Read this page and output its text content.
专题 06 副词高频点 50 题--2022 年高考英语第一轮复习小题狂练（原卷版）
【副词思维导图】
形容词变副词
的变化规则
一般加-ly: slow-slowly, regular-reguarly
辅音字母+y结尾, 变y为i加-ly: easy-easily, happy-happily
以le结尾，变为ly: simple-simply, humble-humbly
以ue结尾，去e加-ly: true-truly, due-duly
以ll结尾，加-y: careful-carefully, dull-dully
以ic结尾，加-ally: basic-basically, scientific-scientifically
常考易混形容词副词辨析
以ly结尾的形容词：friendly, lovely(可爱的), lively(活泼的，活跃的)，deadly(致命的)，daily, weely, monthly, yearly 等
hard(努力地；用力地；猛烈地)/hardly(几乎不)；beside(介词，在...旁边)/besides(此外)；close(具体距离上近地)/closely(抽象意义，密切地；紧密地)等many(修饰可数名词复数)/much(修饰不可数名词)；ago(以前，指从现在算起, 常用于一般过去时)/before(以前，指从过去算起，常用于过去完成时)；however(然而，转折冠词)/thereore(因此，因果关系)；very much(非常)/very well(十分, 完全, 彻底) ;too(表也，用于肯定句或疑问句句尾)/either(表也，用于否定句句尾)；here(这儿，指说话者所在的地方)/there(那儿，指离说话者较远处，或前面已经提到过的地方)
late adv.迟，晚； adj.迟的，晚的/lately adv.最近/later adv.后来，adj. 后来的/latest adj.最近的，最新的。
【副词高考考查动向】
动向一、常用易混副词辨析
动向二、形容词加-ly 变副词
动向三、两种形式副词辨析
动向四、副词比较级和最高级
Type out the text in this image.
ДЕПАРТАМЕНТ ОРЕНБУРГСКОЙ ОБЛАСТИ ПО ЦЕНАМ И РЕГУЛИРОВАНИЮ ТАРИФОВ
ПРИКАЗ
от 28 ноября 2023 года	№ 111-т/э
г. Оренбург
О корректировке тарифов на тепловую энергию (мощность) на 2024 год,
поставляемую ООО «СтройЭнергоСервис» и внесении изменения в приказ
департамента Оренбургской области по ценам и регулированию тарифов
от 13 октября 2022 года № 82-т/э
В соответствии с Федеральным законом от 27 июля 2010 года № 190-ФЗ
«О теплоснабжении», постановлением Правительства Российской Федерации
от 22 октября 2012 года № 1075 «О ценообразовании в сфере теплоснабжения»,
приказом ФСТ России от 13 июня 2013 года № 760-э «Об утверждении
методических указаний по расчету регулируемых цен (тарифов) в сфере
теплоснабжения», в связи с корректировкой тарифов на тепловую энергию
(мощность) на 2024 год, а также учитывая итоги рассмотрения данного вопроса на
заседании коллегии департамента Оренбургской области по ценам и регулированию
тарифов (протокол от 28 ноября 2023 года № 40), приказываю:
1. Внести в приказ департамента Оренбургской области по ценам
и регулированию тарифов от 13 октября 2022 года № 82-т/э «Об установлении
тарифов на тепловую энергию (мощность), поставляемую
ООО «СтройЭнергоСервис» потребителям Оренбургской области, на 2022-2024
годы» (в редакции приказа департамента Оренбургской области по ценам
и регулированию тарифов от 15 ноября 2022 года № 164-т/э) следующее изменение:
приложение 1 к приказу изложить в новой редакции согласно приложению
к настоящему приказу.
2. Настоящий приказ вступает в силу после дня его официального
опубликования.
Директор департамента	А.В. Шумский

## REQUIREMENTS
Search the data for "редакции". Copy every line that has it.

## EXERCISE ANSWER
годы» (в редакции приказа департамента Оренбургской области по ценам
приложение 1 к приказу изложить в новой редакции согласно приложению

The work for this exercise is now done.